- MATERIAL SUPPLIED:

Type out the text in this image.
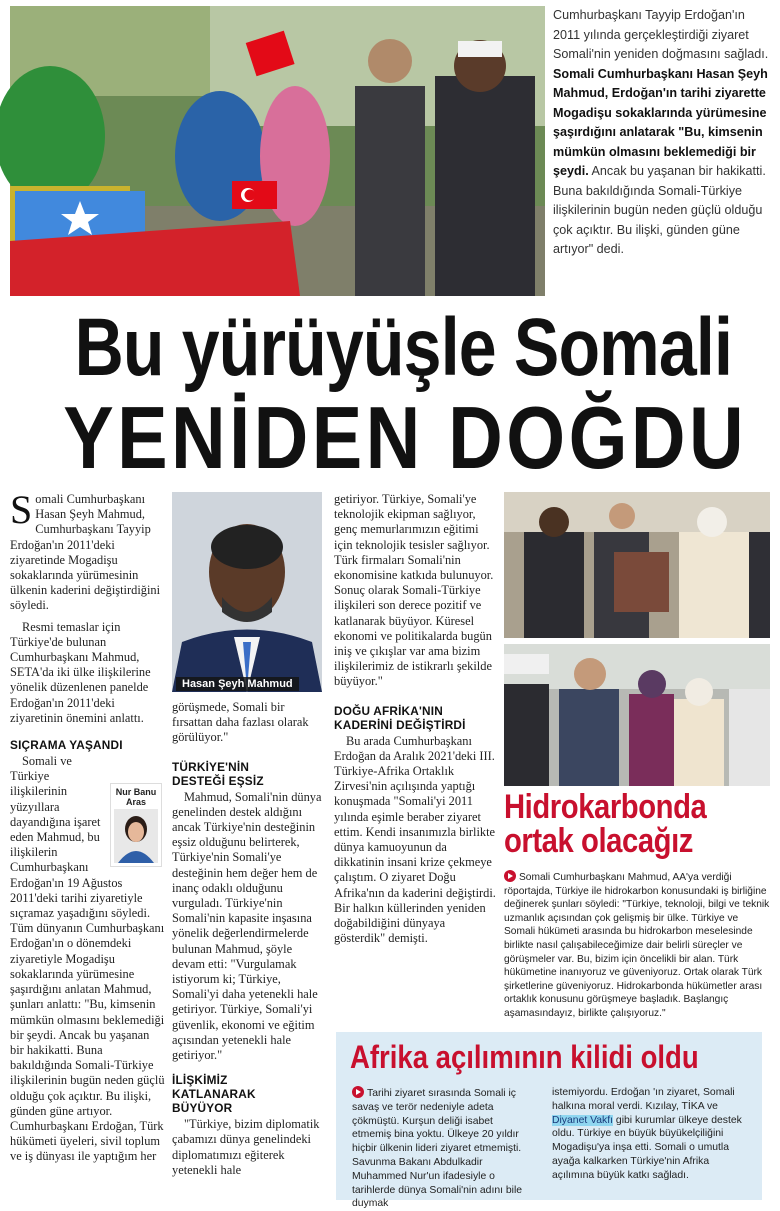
Cumhurbaşkanı Tayyip Erdoğan'ın 2011 yılında gerçekleştirdiği ziyaret Somali'nin yeniden doğmasını sağladı. Somali Cumhurbaşkanı Hasan Şeyh Mahmud, Erdoğan'ın tarihi ziyarette Mogadişu sokaklarında yürümesine şaşırdığını anlatarak "Bu, kimsenin mümkün olmasını beklemediği bir şeydi. Ancak bu yaşanan bir hakikatti. Buna bakıldığında Somali-Türkiye ilişkilerinin bugün neden güçlü olduğu çok açıktır. Bu ilişki, günden güne artıyor" dedi.
Bu yürüyüşle Somali
YENİDEN DOĞDU

Somali Cumhurbaşkanı Hasan Şeyh Mahmud, Cumhurbaşkanı Tayyip Erdoğan'ın 2011'deki ziyaretinde Mogadişu sokaklarında yürümesinin ülkenin kaderini değiştirdiğini söyledi.

Resmi temaslar için Türkiye'de bulunan Cumhurbaşkanı Mahmud, SETA'da iki ülke ilişkilerine yönelik düzenlenen panelde Erdoğan'ın 2011'deki ziyaretinin önemini anlattı.

SIÇRAMA YAŞANDI

Somali ve Türkiye ilişkilerinin yüzyıllara dayandığına işaret eden Mahmud, bu ilişkilerin Cumhurbaşkanı

Erdoğan'ın 19 Ağustos 2011'deki tarihi ziyaretiyle sıçramaz yaşadığını söyledi. Tüm dünyanın Cumhurbaşkanı Erdoğan'ın o dönemdeki ziyaretiyle Mogadişu sokaklarında yürümesine şaşırdığını anlatan Mahmud, şunları anlattı: "Bu, kimsenin mümkün olmasını beklemediği bir şeydi. Ancak bu yaşanan bir hakikatti. Buna bakıldığında Somali-Türkiye ilişkilerinin bugün neden güçlü olduğu çok açıktır. Bu ilişki, günden güne artıyor. Cumhurbaşkanı Erdoğan, Türk hükümeti üyeleri, sivil toplum ve iş dünyası ile yaptığım her

Nur Banu Aras
Hasan Şeyh Mahmud

görüşmede, Somali bir fırsattan daha fazlası olarak görülüyor."

TÜRKİYE'NİN DESTEĞİ EŞSİZ

Mahmud, Somali'nin dünya genelinden destek aldığını ancak Türkiye'nin desteğinin eşsiz olduğunu belirterek, Türkiye'nin Somali'ye desteğinin hem değer hem de inanç odaklı olduğunu vurguladı. Türkiye'nin Somali'nin kapasite inşasına yönelik değerlendirmelerde bulunan Mahmud, şöyle devam etti: "Vurgulamak istiyorum ki; Türkiye, Somali'yi daha yetenekli hale getiriyor. Türkiye, Somali'yi güvenlik, ekonomi ve eğitim açısından yetenekli hale getiriyor."

İLİŞKİMİZ KATLANARAK BÜYÜYOR

"Türkiye, bizim diplomatik çabamızı dünya genelindeki diplomatımızı eğiterek yetenekli hale

getiriyor. Türkiye, Somali'ye teknolojik ekipman sağlıyor, genç memurlarımızın eğitimi için teknolojik tesisler sağlıyor. Türk firmaları Somali'nin ekonomisine katkıda bulunuyor. Sonuç olarak Somali-Türkiye ilişkileri son derece pozitif ve katlanarak büyüyor. Küresel ekonomi ve politikalarda bugün iniş ve çıkışlar var ama bizim ilişkilerimiz de istikrarlı şekilde büyüyor."

DOĞU AFRİKA'NIN KADERİNİ DEĞİŞTİRDİ

Bu arada Cumhurbaşkanı Erdoğan da Aralık 2021'deki III. Türkiye-Afrika Ortaklık Zirvesi'nin açılışında yaptığı konuşmada "Somali'yi 2011 yılında eşimle beraber ziyaret ettim. Kendi insanımızla birlikte dünya kamuoyunun da dikkatinin insani krize çekmeye çalıştım. O ziyaret Doğu Afrika'nın da kaderini değiştirdi. Bir halkın küllerinden yeniden doğabildiğini dünyaya gösterdik" demişti.

Hidrokarbonda
ortak olacağız
Somali Cumhurbaşkanı Mahmud, AA'ya verdiği röportajda, Türkiye ile hidrokarbon konusundaki iş birliğine değinerek şunları söyledi: "Türkiye, teknoloji, bilgi ve teknik uzmanlık açısından çok gelişmiş bir ülke. Türkiye ve Somali hükümeti arasında bu hidrokarbon meselesinde birlikte nasıl çalışabileceğimize dair belirli süreçler ve görüşmeler var. Bu, bizim için öncelikli bir alan. Türk hükümetine inanıyoruz ve güveniyoruz. Ortak olarak Türk şirketlerine güveniyoruz. Hidrokarbonda hükümetler arası ortaklık konusunu görüşmeye başladık. Başlangıç aşamasındayız, birlikte çalışıyoruz."
Afrika açılımının kilidi oldu
Tarihi ziyaret sırasında Somali iç savaş ve terör nedeniyle adeta çökmüştü. Kurşun deliği isabet etmemiş bina yoktu. Ülkeye 20 yıldır hiçbir ülkenin lideri ziyaret etmemişti. Savunma Bakanı Abdulkadir Muhammed Nur'un ifadesiyle o tarihlerde dünya Somali'nin adını bile duymak
istemiyordu. Erdoğan 'ın ziyaret, Somali halkına moral verdi. Kızılay, TİKA ve Diyanet Vakfı gibi kurumlar ülkeye destek oldu. Türkiye en büyük büyükelçiliğini Mogadişu'ya inşa etti. Somali o umutla ayağa kalkarken Türkiye'nin Afrika açılımına büyük katkı sağladı.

- TASK DIRECTIONS: Find the lines with the string "Buna" and reproduce them.

- COMPLETE ANSWER:
Cumhurbaşkanı Tayyip Erdoğan'ın 2011 yılında gerçekleştirdiği ziyaret Somali'nin yeniden doğmasını sağladı. Somali Cumhurbaşkanı Hasan Şeyh Mahmud, Erdoğan'ın tarihi ziyarette Mogadişu sokaklarında yürümesine şaşırdığını anlatarak "Bu, kimsenin mümkün olmasını beklemediği bir şeydi. Ancak bu yaşanan bir hakikatti. Buna bakıldığında Somali-Türkiye ilişkilerinin bugün neden güçlü olduğu çok açıktır. Bu ilişki, günden güne artıyor" dedi.
Erdoğan'ın 19 Ağustos 2011'deki tarihi ziyaretiyle sıçramaz yaşadığını söyledi. Tüm dünyanın Cumhurbaşkanı Erdoğan'ın o dönemdeki ziyaretiyle Mogadişu sokaklarında yürümesine şaşırdığını anlatan Mahmud, şunları anlattı: "Bu, kimsenin mümkün olmasını beklemediği bir şeydi. Ancak bu yaşanan bir hakikatti. Buna bakıldığında Somali-Türkiye ilişkilerinin bugün neden güçlü olduğu çok açıktır. Bu ilişki, günden güne artıyor. Cumhurbaşkanı Erdoğan, Türk hükümeti üyeleri, sivil toplum ve iş dünyası ile yaptığım her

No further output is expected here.